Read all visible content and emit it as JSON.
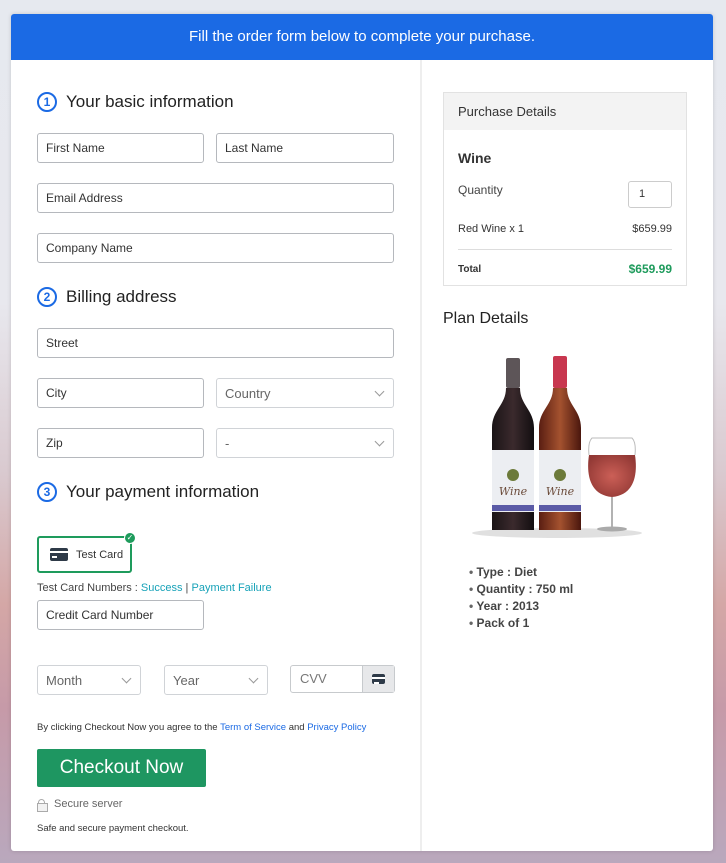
{
  "banner": {
    "text": "Fill the order form below to complete your purchase."
  },
  "basic_info": {
    "step": "1",
    "title": "Your basic information",
    "fields": {
      "first_name": "First Name",
      "last_name": "Last Name",
      "email": "Email Address",
      "company": "Company Name"
    }
  },
  "billing": {
    "step": "2",
    "title": "Billing address",
    "fields": {
      "street": "Street",
      "city": "City",
      "country": "Country",
      "zip": "Zip",
      "state": "-"
    }
  },
  "payment": {
    "step": "3",
    "title": "Your payment information",
    "method_label": "Test Card",
    "test_numbers_label": "Test Card Numbers : ",
    "success_link": "Success",
    "separator": " | ",
    "failure_link": "Payment Failure",
    "card_number": "Credit Card Number",
    "month": "Month",
    "year": "Year",
    "cvv": "CVV"
  },
  "agreement": {
    "prefix": "By clicking Checkout Now you agree to the ",
    "tos": "Term of Service",
    "and": " and ",
    "privacy": "Privacy Policy"
  },
  "checkout_button": "Checkout Now",
  "secure_server": "Secure server",
  "safe_text": "Safe and secure payment checkout.",
  "purchase": {
    "title": "Purchase Details",
    "product": "Wine",
    "quantity_label": "Quantity",
    "quantity_value": "1",
    "line_item": "Red Wine x 1",
    "line_price": "$659.99",
    "total_label": "Total",
    "total_price": "$659.99",
    "total_color": "#1e9b5c"
  },
  "plan": {
    "title": "Plan Details",
    "bottle_labels": [
      "Wine",
      "Wine"
    ],
    "features": [
      "Type : Diet",
      "Quantity : 750 ml",
      "Year : 2013",
      "Pack of 1"
    ]
  },
  "colors": {
    "primary": "#1b6ae4",
    "success": "#1e9661",
    "link": "#17a2b8"
  }
}
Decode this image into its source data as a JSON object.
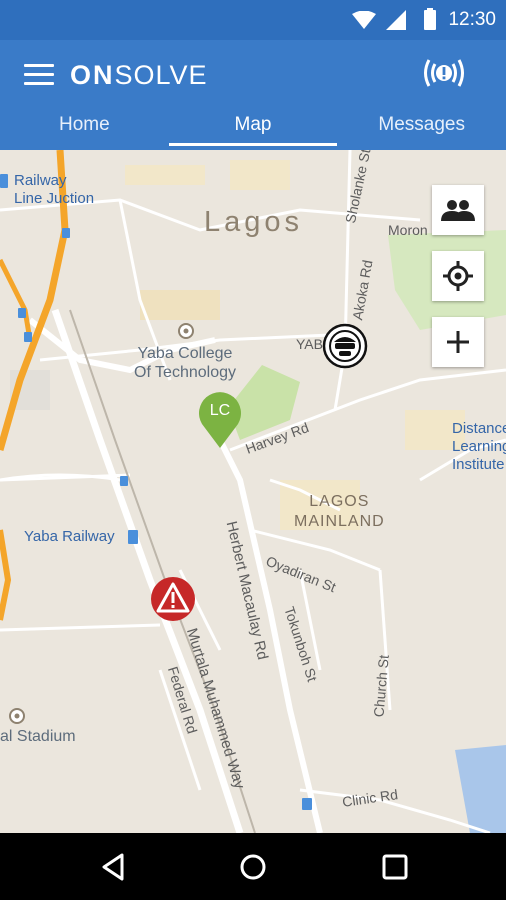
{
  "status_bar": {
    "time": "12:30",
    "icons": [
      "wifi-icon",
      "signal-icon",
      "battery-icon"
    ]
  },
  "app_bar": {
    "logo_bold": "ON",
    "logo_light": "SOLVE",
    "icons": [
      "menu-icon",
      "alert-broadcast-icon"
    ]
  },
  "tabs": [
    {
      "label": "Home",
      "active": false
    },
    {
      "label": "Map",
      "active": true
    },
    {
      "label": "Messages",
      "active": false
    }
  ],
  "map": {
    "labels": {
      "railway_junction": "Railway\nLine Juction",
      "lagos": "Lagos",
      "moron": "Moron",
      "yaba_short": "YAB",
      "yaba_college": "Yaba College\nOf Technology",
      "harvey_rd": "Harvey Rd",
      "distance_learning": "Distance\nLearning\nInstitute",
      "lagos_mainland": "LAGOS\nMAINLAND",
      "yaba_railway": "Yaba Railway",
      "oyadiran_st": "Oyadiran St",
      "tokunboh_st": "Tokunboh St",
      "herbert_macaulay_rd": "Herbert Macaulay Rd",
      "murtala_muhammed_way": "Murtala Muhammed Way",
      "federal_rd": "Federal Rd",
      "church_st": "Church St",
      "stadium": "al Stadium",
      "clinic_rd": "Clinic Rd",
      "sholanke_st": "Sholanke St",
      "akoka_rd": "Akoka Rd"
    },
    "markers": {
      "lc_label": "LC",
      "lc_color": "#7cb342",
      "alert_color": "#c62828"
    },
    "controls": [
      "people-icon",
      "locate-icon",
      "add-icon"
    ]
  },
  "colors": {
    "app_bar": "#3a7bc8",
    "status_bar": "#2f6fbd",
    "map_bg": "#ebe6dd",
    "highway": "#f4a52a",
    "park": "#c9e2a8"
  },
  "nav_bar": {
    "icons": [
      "back-icon",
      "home-icon",
      "recents-icon"
    ]
  }
}
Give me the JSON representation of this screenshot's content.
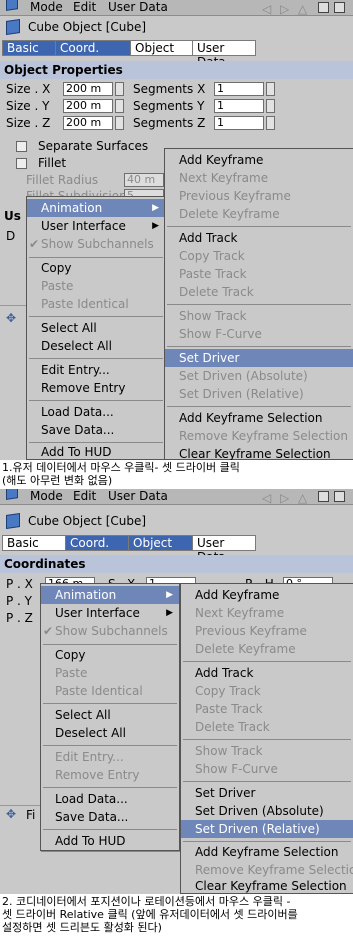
{
  "screen1": {
    "topbar": {
      "mode": "Mode",
      "edit": "Edit",
      "userdata": "User Data"
    },
    "object_title": "Cube Object [Cube]",
    "tabs": [
      {
        "label": "Basic",
        "selected": true
      },
      {
        "label": "Coord.",
        "selected": true
      },
      {
        "label": "Object",
        "selected": false
      },
      {
        "label": "User Data",
        "selected": false
      }
    ],
    "section_title": "Object Properties",
    "size_x_label": "Size . X",
    "size_y_label": "Size . Y",
    "size_z_label": "Size . Z",
    "size_x_value": "200 m",
    "size_y_value": "200 m",
    "size_z_value": "200 m",
    "seg_x_label": "Segments X",
    "seg_y_label": "Segments Y",
    "seg_z_label": "Segments Z",
    "seg_x_value": "1",
    "seg_y_value": "1",
    "seg_z_value": "1",
    "separate_surfaces": "Separate Surfaces",
    "fillet": "Fillet",
    "fillet_radius": "Fillet Radius",
    "fillet_radius_value": "40 m",
    "fillet_subdiv": "Fillet Subdivision",
    "fillet_subdiv_value": "5",
    "us_partial": "Us",
    "d_partial": "D",
    "context_menu": {
      "animation": "Animation",
      "user_interface": "User Interface",
      "show_subchannels": "Show Subchannels",
      "copy": "Copy",
      "paste": "Paste",
      "paste_identical": "Paste Identical",
      "select_all": "Select All",
      "deselect_all": "Deselect All",
      "edit_entry": "Edit Entry...",
      "remove_entry": "Remove Entry",
      "load_data": "Load Data...",
      "save_data": "Save Data...",
      "add_to_hud": "Add To HUD"
    },
    "submenu": {
      "add_keyframe": "Add Keyframe",
      "next_keyframe": "Next Keyframe",
      "previous_keyframe": "Previous Keyframe",
      "delete_keyframe": "Delete Keyframe",
      "add_track": "Add Track",
      "copy_track": "Copy Track",
      "paste_track": "Paste Track",
      "delete_track": "Delete Track",
      "show_track": "Show Track",
      "show_fcurve": "Show F-Curve",
      "set_driver": "Set Driver",
      "set_driven_absolute": "Set Driven (Absolute)",
      "set_driven_relative": "Set Driven (Relative)",
      "add_keyframe_selection": "Add Keyframe Selection",
      "remove_keyframe_selection": "Remove Keyframe Selection",
      "clear_keyframe_selection": "Clear Keyframe Selection"
    }
  },
  "caption1": {
    "line1": "1.유저 데이터에서  마우스 우클릭- 셋 드라이버 클릭",
    "line2": "(해도 아무런 변화 없음)"
  },
  "screen2": {
    "topbar": {
      "mode": "Mode",
      "edit": "Edit",
      "userdata": "User Data"
    },
    "object_title": "Cube Object [Cube]",
    "tabs": [
      {
        "label": "Basic",
        "selected": false
      },
      {
        "label": "Coord.",
        "selected": true
      },
      {
        "label": "Object",
        "selected": true
      },
      {
        "label": "User Data",
        "selected": false
      }
    ],
    "section_title": "Coordinates",
    "p_x_label": "P . X",
    "p_x_value": "166 m",
    "p_y_label": "P . Y",
    "p_z_label": "P . Z",
    "s_x_label": "S . X",
    "s_x_value": "1",
    "r_h_label": "R . H",
    "r_h_value": "0 °",
    "fi_partial": "Fi",
    "context_menu": {
      "animation": "Animation",
      "user_interface": "User Interface",
      "show_subchannels": "Show Subchannels",
      "copy": "Copy",
      "paste": "Paste",
      "paste_identical": "Paste Identical",
      "select_all": "Select All",
      "deselect_all": "Deselect All",
      "edit_entry": "Edit Entry...",
      "remove_entry": "Remove Entry",
      "load_data": "Load Data...",
      "save_data": "Save Data...",
      "add_to_hud": "Add To HUD"
    },
    "submenu": {
      "add_keyframe": "Add Keyframe",
      "next_keyframe": "Next Keyframe",
      "previous_keyframe": "Previous Keyframe",
      "delete_keyframe": "Delete Keyframe",
      "add_track": "Add Track",
      "copy_track": "Copy Track",
      "paste_track": "Paste Track",
      "delete_track": "Delete Track",
      "show_track": "Show Track",
      "show_fcurve": "Show F-Curve",
      "set_driver": "Set Driver",
      "set_driven_absolute": "Set Driven (Absolute)",
      "set_driven_relative": "Set Driven (Relative)",
      "add_keyframe_selection": "Add Keyframe Selection",
      "remove_keyframe_selection": "Remove Keyframe Selection",
      "clear_keyframe_selection": "Clear Keyframe Selection"
    }
  },
  "caption2": {
    "line1": "2. 코디네이터에서 포지션이나 로테이션등에서 마우스 우클릭 -",
    "line2": "셋 드라이버 Relative 클릭 (앞에 유저데이터에서 셋 드라이버를",
    "line3": "설정하면 셋 드리븐도 활성화 된다)"
  }
}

--------------------

Problem to work on → Say how many lines in the records hold the string "content", and say nothing else.

Reply to the exercise → 2